■ Given exercise ■
Scan the records below. List lines holding "text".

Saved data entries
[START]

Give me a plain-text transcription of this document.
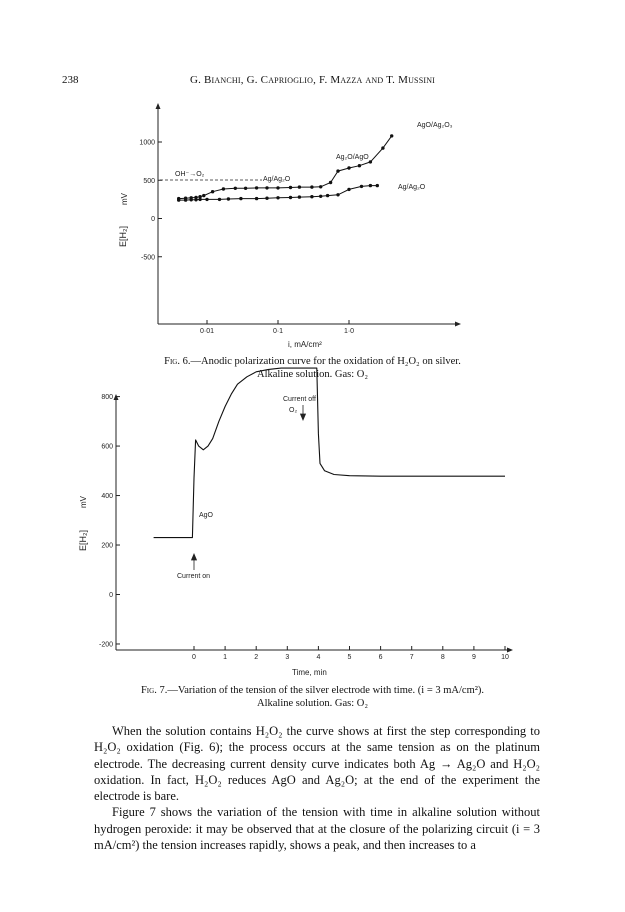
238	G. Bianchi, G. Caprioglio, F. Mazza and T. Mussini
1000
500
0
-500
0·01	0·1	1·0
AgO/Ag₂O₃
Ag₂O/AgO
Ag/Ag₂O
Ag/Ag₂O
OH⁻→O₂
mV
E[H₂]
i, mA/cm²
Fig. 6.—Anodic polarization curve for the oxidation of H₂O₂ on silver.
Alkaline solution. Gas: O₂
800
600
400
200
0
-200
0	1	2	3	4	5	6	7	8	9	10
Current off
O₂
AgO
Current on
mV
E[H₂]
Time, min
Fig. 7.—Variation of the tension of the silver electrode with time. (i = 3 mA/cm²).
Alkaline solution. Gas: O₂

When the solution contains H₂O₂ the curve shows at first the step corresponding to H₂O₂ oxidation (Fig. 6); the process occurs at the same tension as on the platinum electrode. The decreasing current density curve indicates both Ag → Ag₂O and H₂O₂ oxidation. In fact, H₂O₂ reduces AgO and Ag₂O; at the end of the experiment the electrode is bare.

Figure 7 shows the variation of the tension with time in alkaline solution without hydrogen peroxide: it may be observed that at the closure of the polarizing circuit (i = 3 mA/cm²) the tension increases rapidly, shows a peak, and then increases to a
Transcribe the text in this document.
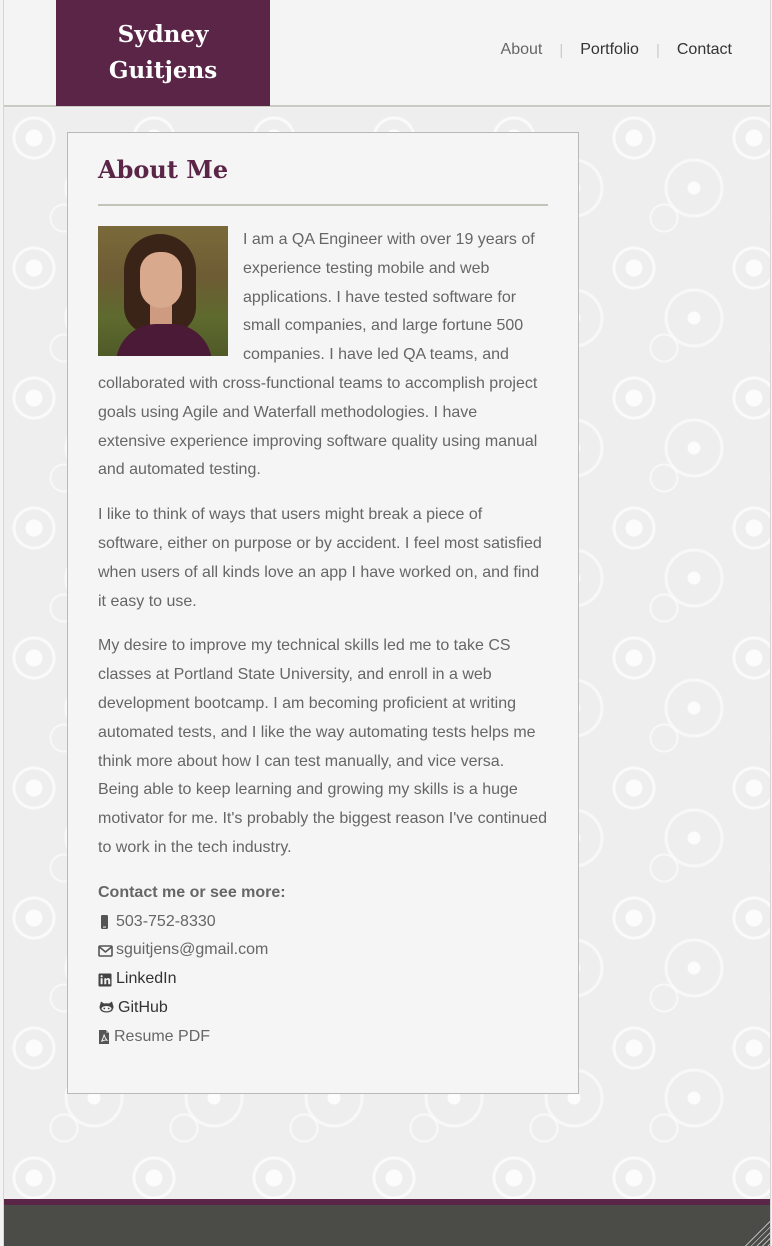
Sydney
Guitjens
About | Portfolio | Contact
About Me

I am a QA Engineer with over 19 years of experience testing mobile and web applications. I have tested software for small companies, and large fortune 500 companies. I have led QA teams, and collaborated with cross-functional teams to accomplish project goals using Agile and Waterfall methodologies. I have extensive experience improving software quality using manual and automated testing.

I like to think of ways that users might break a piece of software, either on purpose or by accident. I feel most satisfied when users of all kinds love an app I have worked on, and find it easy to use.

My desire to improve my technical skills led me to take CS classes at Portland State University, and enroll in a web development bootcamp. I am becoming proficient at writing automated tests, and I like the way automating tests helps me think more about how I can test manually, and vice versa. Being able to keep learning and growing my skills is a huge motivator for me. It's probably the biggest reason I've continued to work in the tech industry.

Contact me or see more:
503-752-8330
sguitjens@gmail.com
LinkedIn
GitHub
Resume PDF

[END]
[START]

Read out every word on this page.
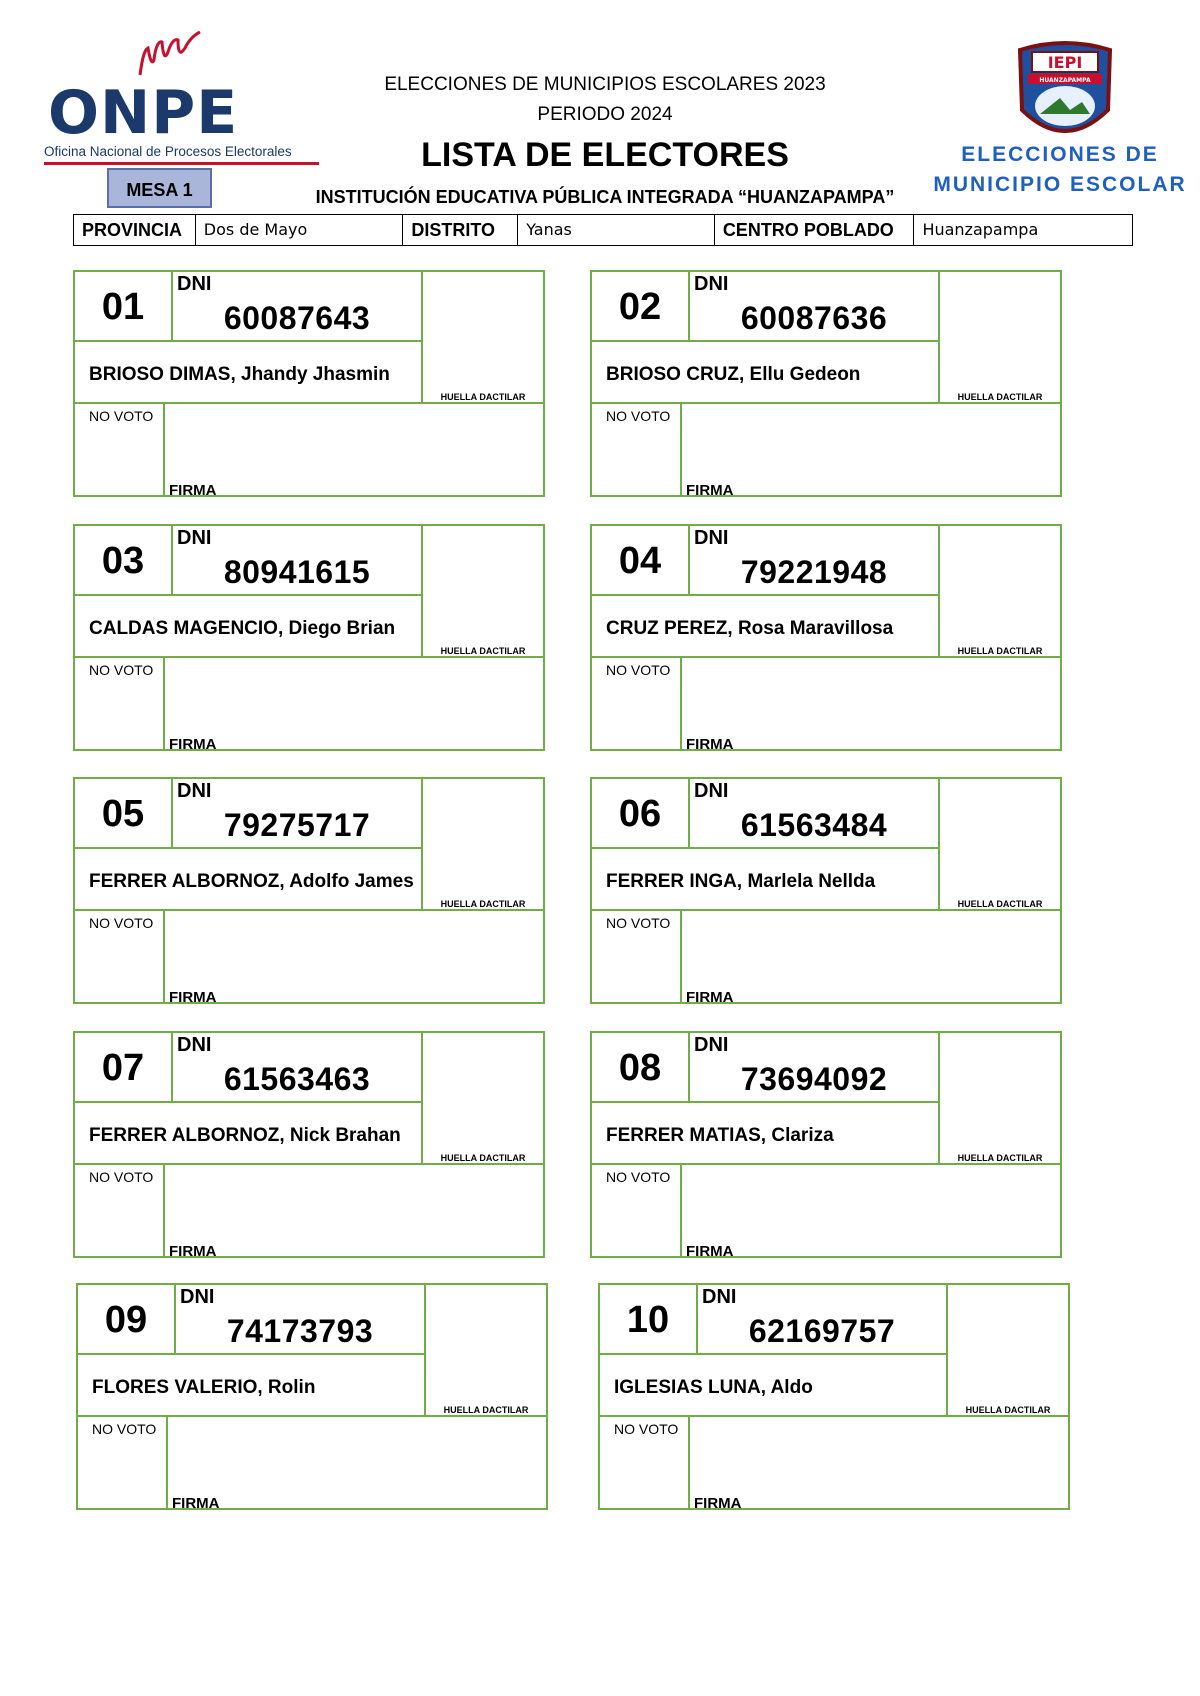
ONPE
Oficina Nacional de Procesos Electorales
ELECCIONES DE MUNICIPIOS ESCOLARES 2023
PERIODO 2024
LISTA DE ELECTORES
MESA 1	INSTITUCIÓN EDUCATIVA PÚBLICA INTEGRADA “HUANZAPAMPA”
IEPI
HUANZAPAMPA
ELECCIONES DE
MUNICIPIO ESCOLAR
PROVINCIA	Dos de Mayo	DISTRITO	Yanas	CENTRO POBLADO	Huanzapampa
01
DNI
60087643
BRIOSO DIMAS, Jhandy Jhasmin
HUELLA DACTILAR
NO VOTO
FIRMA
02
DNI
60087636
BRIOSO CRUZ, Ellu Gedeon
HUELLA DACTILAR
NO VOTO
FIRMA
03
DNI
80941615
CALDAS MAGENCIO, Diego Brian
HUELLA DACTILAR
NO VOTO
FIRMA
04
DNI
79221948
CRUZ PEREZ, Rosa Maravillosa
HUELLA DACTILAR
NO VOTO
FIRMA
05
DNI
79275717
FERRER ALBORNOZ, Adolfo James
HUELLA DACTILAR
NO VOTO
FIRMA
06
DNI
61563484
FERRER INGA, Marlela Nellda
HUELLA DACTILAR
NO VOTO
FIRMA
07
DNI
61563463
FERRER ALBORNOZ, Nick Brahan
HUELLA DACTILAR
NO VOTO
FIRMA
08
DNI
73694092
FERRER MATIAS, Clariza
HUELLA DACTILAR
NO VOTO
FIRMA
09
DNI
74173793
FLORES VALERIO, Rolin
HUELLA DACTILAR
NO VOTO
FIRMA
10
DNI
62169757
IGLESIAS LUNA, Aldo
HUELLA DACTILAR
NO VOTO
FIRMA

[END]

■ Full answer ■
Give me a plain-text transcription of this document.
Transcribe the text in this document.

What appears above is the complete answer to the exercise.